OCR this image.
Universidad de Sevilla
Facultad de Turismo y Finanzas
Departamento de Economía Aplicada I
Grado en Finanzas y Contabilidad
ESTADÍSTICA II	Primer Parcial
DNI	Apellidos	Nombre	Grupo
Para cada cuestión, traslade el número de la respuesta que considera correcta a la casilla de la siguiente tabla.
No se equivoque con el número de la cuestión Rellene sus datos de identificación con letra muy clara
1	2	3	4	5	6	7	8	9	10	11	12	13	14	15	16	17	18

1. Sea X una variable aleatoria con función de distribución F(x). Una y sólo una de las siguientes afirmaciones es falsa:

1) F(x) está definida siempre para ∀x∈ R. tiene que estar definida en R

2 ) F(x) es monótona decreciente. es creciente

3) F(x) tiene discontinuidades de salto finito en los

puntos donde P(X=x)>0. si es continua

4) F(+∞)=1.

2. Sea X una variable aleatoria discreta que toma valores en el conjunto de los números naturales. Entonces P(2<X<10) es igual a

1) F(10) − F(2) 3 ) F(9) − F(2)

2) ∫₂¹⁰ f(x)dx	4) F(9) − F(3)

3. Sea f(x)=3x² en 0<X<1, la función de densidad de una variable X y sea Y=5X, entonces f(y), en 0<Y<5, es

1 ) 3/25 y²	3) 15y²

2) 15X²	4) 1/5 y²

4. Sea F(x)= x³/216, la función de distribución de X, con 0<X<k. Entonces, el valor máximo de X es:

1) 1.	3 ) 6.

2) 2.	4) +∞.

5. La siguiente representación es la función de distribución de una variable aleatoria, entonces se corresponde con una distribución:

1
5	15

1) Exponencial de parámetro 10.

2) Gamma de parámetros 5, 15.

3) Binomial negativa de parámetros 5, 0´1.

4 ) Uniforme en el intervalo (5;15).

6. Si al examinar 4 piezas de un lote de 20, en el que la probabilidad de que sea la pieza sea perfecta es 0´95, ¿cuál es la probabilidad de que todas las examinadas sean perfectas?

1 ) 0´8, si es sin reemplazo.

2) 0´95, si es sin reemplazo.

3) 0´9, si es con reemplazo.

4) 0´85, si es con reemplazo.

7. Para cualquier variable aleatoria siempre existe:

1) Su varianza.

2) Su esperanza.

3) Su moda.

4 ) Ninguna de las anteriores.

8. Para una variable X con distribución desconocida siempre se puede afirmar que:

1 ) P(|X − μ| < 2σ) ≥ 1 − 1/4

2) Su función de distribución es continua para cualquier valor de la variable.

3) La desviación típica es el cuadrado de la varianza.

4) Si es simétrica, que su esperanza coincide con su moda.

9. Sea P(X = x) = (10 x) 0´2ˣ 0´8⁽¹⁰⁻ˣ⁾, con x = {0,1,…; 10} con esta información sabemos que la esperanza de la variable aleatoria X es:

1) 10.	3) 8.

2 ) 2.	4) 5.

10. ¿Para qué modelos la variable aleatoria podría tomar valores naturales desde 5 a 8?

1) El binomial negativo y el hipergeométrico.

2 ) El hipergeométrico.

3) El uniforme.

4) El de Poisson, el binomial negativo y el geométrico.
☆ ☆ ☆ ☆
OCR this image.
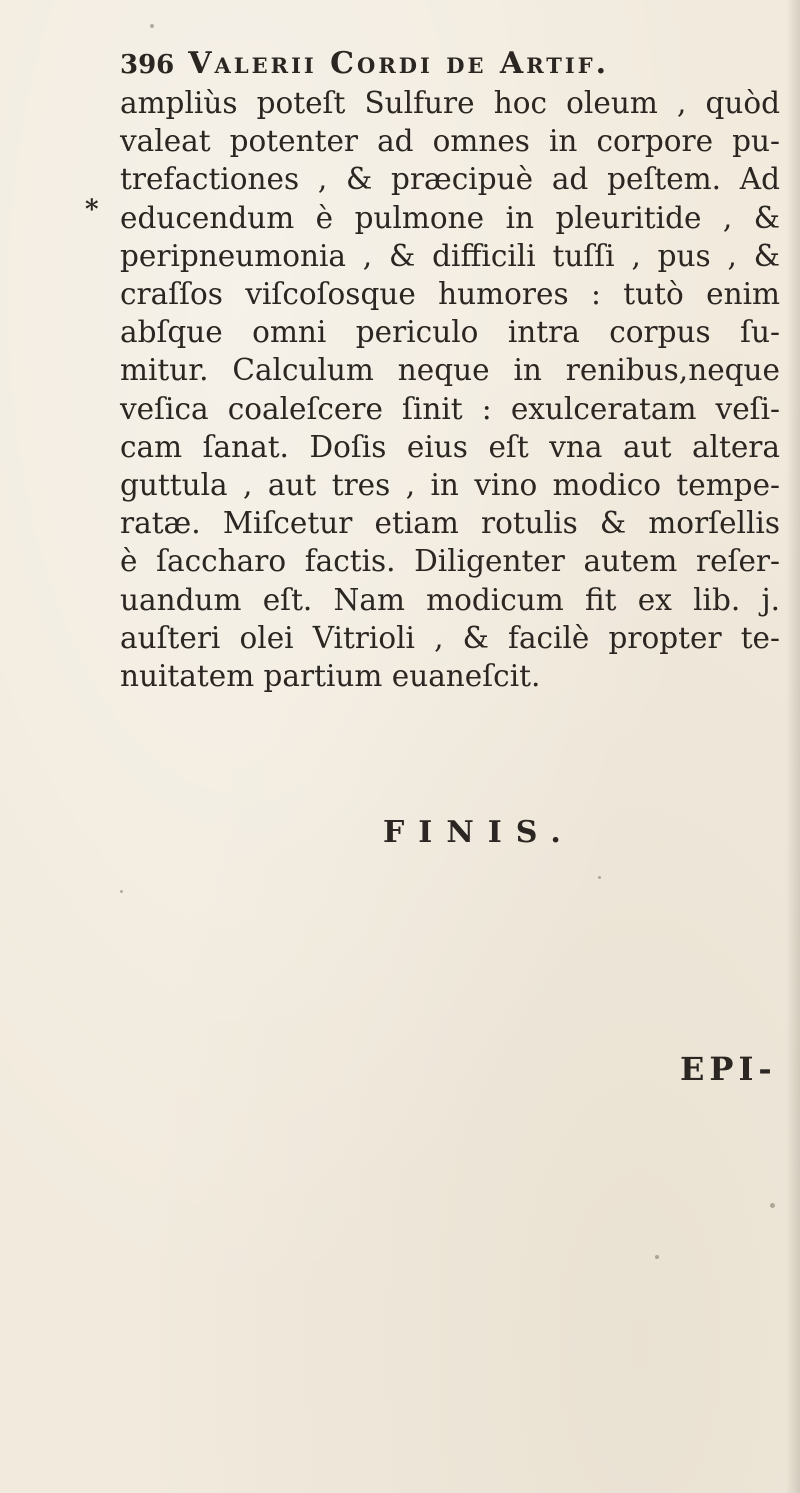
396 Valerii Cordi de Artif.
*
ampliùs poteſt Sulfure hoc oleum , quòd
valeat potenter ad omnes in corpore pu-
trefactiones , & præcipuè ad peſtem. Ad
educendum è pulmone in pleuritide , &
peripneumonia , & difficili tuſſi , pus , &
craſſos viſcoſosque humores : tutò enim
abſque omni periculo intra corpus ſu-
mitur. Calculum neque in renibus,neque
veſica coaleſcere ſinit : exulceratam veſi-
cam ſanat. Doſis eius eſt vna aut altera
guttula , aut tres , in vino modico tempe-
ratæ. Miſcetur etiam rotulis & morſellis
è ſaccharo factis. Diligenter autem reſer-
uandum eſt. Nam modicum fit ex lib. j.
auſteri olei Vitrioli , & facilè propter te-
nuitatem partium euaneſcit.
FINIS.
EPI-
☆ ☆ ☆ ☆
▶ _WHAT YOU WILL DO_:
Gather each line in the data that holds the string "esperanza".

▶ _ANSWER FOR THE TASK_:
2) Su esperanza.
4) Si es simétrica, que su esperanza coincide con su moda.
9. Sea P(X = x) = (10 x) 0´2ˣ 0´8⁽¹⁰⁻ˣ⁾, con x = {0,1,…; 10} con esta información sabemos que la esperanza de la variable aleatoria X es:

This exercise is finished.